___ DATASET ___
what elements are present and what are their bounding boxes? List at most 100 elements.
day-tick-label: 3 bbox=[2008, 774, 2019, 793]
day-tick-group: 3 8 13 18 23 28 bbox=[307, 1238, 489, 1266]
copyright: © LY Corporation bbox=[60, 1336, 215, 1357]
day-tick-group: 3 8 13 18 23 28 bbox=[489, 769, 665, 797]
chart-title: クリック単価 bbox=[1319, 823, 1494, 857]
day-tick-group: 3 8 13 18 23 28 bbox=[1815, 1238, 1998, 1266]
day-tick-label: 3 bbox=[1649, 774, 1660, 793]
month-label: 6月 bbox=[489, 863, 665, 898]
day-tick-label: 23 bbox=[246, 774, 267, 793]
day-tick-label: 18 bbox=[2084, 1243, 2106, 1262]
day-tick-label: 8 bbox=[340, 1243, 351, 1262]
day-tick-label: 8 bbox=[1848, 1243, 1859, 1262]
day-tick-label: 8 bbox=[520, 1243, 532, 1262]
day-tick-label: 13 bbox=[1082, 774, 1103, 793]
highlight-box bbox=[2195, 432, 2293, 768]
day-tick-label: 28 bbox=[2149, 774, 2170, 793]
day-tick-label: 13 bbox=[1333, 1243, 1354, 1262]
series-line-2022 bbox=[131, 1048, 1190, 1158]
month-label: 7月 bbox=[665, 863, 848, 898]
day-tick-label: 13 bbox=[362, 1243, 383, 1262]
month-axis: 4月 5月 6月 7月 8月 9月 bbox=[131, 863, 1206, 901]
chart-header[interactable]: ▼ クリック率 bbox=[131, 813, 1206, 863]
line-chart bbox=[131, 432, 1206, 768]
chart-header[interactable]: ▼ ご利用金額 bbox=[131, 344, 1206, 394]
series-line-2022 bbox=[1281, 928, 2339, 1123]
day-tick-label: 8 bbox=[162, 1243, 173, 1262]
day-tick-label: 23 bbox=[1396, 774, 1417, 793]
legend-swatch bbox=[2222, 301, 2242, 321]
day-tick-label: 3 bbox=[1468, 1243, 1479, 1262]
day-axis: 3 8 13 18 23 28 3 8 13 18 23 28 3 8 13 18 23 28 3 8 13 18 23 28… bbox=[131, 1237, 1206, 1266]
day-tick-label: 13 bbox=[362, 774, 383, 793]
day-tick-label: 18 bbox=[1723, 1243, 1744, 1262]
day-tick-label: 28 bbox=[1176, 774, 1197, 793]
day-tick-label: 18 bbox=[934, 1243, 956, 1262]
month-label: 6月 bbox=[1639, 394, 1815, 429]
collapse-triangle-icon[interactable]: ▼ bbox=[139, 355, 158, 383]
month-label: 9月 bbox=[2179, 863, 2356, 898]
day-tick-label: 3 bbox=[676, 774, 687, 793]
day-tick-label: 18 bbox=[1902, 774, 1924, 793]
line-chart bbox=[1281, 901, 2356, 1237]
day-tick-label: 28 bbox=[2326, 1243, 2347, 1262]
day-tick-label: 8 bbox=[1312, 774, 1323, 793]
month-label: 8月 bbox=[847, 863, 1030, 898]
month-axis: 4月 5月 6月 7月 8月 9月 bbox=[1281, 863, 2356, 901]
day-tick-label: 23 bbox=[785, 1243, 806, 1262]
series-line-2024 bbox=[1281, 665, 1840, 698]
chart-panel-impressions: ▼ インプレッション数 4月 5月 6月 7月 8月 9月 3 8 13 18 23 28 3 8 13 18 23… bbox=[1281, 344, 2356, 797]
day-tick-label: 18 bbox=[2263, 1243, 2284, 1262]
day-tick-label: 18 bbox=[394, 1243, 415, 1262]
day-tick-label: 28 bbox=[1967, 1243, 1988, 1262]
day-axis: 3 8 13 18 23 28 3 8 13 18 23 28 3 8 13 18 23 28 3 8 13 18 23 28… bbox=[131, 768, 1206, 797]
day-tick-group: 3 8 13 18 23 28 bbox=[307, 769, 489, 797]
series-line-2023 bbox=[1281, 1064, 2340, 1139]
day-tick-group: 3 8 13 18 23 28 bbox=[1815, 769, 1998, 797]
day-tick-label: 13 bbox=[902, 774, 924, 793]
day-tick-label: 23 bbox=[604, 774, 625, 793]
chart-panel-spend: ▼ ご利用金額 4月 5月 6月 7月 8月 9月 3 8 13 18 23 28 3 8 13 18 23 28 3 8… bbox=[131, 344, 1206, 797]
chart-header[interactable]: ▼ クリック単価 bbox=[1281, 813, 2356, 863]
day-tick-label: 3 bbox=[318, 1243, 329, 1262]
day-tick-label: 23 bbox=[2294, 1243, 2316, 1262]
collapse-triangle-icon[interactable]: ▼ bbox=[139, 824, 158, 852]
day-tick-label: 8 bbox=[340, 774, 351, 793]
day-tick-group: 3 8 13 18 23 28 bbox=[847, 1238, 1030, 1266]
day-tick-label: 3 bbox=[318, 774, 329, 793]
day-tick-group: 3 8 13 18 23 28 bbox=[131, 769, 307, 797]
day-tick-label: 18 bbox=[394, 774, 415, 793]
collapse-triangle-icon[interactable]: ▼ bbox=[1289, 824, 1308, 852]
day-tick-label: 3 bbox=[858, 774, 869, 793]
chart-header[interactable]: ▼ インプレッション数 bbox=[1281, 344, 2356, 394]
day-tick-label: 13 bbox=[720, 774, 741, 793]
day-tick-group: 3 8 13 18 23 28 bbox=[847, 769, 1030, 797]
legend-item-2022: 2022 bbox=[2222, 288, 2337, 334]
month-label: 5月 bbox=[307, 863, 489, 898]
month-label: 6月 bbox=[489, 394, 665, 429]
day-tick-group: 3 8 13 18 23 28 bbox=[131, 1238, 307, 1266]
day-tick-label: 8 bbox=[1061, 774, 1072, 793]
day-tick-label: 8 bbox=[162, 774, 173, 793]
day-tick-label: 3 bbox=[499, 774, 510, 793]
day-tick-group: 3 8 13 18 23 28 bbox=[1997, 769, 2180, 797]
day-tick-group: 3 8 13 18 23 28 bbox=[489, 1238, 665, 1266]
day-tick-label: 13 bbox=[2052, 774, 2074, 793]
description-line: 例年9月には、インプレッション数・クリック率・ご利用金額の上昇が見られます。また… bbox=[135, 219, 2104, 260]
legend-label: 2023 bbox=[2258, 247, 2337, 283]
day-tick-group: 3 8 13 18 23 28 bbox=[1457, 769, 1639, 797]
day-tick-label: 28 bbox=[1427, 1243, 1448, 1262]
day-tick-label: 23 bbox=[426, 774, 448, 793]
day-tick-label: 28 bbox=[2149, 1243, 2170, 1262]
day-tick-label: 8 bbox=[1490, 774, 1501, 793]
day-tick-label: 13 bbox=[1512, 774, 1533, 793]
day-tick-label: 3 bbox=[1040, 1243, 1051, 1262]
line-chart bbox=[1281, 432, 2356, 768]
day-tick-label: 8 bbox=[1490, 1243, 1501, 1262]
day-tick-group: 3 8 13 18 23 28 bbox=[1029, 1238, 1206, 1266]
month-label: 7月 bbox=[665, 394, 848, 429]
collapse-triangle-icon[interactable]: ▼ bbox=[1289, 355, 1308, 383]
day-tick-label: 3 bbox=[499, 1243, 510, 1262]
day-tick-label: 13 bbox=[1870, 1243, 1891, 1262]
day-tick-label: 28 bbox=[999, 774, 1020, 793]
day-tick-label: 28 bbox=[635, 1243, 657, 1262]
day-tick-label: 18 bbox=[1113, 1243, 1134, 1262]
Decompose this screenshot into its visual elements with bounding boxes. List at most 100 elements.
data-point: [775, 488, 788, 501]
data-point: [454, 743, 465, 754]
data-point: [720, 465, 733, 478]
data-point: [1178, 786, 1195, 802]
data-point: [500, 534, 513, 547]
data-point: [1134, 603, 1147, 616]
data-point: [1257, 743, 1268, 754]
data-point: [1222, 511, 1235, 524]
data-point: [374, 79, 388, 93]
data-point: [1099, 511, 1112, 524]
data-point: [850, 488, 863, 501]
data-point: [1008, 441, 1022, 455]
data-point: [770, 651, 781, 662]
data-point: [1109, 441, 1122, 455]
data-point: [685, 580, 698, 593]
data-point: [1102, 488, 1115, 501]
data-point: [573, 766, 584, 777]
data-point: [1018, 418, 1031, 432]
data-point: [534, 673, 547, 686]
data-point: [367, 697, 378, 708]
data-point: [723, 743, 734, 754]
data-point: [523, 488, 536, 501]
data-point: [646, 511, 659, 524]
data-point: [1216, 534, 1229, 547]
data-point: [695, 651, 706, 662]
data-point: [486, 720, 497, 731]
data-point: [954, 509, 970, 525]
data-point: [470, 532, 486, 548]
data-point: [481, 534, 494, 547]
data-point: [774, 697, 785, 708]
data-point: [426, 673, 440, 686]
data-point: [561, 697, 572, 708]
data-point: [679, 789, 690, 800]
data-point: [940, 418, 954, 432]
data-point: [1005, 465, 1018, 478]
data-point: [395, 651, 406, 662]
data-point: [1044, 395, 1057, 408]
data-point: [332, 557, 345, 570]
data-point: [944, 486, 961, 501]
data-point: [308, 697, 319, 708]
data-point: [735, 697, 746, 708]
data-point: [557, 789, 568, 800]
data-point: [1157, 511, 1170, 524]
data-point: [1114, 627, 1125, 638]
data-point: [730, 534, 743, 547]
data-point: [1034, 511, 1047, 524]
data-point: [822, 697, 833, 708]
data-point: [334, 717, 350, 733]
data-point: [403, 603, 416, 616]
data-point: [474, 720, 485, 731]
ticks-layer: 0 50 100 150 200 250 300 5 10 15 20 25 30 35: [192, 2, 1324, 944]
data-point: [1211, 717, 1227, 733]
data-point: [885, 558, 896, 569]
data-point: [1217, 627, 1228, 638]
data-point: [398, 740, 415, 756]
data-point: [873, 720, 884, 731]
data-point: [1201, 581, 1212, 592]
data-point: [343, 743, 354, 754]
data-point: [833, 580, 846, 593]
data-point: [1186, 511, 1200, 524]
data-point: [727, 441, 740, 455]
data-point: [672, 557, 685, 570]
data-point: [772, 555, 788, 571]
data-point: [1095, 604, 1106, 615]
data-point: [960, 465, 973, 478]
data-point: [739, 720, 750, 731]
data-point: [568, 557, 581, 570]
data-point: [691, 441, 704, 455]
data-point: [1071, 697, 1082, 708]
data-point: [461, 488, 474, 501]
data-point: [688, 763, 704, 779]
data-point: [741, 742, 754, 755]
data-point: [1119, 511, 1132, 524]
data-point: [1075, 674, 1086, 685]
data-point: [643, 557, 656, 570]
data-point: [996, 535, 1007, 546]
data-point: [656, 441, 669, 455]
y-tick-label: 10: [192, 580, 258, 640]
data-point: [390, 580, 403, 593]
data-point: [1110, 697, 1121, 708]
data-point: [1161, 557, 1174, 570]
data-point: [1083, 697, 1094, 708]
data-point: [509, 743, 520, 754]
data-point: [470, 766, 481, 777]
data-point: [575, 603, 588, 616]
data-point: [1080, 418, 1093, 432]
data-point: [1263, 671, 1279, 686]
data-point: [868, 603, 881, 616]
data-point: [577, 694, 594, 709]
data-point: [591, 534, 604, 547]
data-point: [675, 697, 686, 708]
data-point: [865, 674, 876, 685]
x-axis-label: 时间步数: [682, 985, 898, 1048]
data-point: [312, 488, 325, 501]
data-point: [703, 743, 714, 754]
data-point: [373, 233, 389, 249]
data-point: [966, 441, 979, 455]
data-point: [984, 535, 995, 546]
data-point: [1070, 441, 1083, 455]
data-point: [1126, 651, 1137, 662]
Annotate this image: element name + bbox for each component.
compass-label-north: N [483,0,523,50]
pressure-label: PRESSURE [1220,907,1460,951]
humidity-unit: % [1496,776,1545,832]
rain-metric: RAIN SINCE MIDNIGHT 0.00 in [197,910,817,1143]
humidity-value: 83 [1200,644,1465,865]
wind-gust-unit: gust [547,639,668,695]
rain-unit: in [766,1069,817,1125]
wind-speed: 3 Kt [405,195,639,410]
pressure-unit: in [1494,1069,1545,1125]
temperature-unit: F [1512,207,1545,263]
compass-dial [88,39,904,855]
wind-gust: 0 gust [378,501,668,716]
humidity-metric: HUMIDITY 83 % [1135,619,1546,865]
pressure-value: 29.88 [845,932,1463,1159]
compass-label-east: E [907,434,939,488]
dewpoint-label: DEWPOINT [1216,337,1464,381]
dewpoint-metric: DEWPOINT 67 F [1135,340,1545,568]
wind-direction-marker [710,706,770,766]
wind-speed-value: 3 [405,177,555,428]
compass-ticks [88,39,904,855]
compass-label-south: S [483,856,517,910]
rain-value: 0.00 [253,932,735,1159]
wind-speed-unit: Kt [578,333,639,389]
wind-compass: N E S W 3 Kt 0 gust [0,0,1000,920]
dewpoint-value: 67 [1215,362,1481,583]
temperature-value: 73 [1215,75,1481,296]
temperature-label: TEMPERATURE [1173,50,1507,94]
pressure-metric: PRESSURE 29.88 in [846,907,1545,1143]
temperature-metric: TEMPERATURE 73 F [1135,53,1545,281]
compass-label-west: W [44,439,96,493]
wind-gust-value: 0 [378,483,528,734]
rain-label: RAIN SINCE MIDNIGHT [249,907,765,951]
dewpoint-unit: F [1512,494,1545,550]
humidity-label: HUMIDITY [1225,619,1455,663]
___
**REQUEST**
Reproduce the rows verbatim, starting at the first row and ending at the row that contains "line-chart bbox=[131, 432, 1206, 768]", with both of those rows included.

**EXPECTED ANSWER**
what elements are present and what are their bounding boxes? List at most 100 elements.
day-tick-label: 3 bbox=[2008, 774, 2019, 793]
day-tick-group: 3 8 13 18 23 28 bbox=[307, 1238, 489, 1266]
copyright: © LY Corporation bbox=[60, 1336, 215, 1357]
day-tick-group: 3 8 13 18 23 28 bbox=[489, 769, 665, 797]
chart-title: クリック単価 bbox=[1319, 823, 1494, 857]
day-tick-group: 3 8 13 18 23 28 bbox=[1815, 1238, 1998, 1266]
day-tick-label: 3 bbox=[1649, 774, 1660, 793]
month-label: 6月 bbox=[489, 863, 665, 898]
day-tick-label: 23 bbox=[246, 774, 267, 793]
day-tick-label: 18 bbox=[2084, 1243, 2106, 1262]
day-tick-label: 8 bbox=[340, 1243, 351, 1262]
day-tick-label: 8 bbox=[1848, 1243, 1859, 1262]
day-tick-label: 8 bbox=[520, 1243, 532, 1262]
day-tick-label: 13 bbox=[1082, 774, 1103, 793]
highlight-box bbox=[2195, 432, 2293, 768]
day-tick-label: 28 bbox=[2149, 774, 2170, 793]
day-tick-label: 13 bbox=[1333, 1243, 1354, 1262]
series-line-2022 bbox=[131, 1048, 1190, 1158]
month-label: 7月 bbox=[665, 863, 848, 898]
day-tick-label: 13 bbox=[362, 1243, 383, 1262]
month-axis: 4月 5月 6月 7月 8月 9月 bbox=[131, 863, 1206, 901]
chart-header[interactable]: ▼ クリック率 bbox=[131, 813, 1206, 863]
line-chart bbox=[131, 432, 1206, 768]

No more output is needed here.